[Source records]

• • • • • • •

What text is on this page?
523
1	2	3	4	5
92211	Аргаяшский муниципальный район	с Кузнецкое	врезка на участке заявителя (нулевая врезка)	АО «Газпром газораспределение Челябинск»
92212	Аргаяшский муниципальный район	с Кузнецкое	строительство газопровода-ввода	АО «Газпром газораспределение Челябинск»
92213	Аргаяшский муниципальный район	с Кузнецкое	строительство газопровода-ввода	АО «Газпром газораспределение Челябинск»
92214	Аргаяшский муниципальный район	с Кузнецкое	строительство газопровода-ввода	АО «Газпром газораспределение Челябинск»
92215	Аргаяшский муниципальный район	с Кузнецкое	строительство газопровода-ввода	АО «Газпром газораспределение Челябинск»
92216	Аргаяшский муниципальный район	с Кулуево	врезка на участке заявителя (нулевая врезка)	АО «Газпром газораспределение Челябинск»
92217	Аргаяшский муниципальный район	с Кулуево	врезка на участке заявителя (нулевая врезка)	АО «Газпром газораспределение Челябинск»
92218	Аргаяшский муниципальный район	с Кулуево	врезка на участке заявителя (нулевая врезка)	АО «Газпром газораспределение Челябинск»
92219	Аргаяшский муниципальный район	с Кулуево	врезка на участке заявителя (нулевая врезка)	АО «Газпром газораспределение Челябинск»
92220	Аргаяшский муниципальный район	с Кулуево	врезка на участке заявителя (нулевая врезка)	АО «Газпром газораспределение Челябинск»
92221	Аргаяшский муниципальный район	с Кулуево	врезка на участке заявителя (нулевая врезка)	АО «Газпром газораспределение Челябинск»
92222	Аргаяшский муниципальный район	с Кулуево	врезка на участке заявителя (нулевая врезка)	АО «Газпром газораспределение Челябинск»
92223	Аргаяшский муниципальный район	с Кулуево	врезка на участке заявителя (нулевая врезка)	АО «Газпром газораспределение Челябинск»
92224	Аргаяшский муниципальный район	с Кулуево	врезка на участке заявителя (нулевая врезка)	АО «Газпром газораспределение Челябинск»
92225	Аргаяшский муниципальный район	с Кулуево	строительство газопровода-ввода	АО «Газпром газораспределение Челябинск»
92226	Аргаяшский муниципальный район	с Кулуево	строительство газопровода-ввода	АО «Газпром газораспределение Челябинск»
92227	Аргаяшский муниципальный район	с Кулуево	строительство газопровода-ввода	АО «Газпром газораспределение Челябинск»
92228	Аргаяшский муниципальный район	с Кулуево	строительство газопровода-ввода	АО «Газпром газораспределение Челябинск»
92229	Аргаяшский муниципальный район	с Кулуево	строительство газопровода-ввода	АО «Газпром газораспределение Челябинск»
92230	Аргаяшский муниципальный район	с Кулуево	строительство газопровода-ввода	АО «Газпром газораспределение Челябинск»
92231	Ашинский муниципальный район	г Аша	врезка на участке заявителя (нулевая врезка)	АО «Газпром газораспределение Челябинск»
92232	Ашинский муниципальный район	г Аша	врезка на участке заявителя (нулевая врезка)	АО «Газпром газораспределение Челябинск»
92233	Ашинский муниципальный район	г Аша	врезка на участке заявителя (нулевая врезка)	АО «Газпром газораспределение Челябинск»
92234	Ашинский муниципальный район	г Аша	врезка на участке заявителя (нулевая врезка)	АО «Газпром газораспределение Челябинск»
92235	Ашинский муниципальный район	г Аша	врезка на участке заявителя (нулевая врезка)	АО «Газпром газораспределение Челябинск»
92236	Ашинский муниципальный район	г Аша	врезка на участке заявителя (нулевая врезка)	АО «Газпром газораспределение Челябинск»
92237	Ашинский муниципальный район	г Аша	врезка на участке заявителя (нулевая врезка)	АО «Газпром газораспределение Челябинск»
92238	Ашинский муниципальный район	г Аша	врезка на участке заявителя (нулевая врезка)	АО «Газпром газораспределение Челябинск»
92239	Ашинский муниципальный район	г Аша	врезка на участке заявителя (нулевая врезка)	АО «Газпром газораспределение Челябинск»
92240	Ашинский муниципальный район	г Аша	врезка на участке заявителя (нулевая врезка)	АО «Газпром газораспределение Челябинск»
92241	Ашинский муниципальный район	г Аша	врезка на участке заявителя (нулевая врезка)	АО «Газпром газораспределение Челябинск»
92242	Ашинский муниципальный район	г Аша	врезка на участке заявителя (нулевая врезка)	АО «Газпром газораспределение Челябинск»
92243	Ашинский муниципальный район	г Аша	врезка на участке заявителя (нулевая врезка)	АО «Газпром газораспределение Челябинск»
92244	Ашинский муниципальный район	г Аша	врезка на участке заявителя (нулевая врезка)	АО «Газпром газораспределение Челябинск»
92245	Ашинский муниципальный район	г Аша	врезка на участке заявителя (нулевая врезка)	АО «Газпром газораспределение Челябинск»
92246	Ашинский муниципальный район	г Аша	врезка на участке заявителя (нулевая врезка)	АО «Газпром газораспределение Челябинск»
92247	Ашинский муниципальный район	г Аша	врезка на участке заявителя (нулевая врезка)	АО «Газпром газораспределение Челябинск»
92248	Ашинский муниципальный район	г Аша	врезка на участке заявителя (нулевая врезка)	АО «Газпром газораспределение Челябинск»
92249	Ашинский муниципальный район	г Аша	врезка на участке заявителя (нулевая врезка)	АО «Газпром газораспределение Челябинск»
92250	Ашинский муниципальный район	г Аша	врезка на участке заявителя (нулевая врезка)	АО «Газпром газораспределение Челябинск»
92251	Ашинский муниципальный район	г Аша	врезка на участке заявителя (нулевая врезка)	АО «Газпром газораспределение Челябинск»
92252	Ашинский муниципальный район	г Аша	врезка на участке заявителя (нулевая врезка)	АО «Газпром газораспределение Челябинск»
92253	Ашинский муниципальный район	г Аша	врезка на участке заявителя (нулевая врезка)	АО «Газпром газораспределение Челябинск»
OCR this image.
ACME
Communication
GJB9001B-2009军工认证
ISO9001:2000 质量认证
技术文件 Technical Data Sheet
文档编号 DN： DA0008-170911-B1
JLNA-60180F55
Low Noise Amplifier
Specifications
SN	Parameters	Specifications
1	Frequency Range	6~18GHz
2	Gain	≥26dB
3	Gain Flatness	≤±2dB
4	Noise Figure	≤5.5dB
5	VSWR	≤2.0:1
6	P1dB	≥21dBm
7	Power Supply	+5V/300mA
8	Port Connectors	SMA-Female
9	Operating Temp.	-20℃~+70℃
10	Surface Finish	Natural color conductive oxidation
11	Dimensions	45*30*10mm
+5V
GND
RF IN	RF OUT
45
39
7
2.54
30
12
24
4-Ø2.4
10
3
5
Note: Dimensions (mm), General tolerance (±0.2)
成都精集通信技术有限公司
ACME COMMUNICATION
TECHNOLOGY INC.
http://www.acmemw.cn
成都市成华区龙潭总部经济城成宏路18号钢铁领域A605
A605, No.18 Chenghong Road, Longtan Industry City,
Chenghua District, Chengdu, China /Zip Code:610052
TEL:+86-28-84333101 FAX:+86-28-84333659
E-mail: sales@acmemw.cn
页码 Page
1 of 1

• • • • • • •

### YOUR INSTRUCTIONS:
Locate all lines in the listing above with the word "Noise" and copy them.

### TASK RESPONSE:
Low Noise Amplifier
4	Noise Figure	≤5.5dB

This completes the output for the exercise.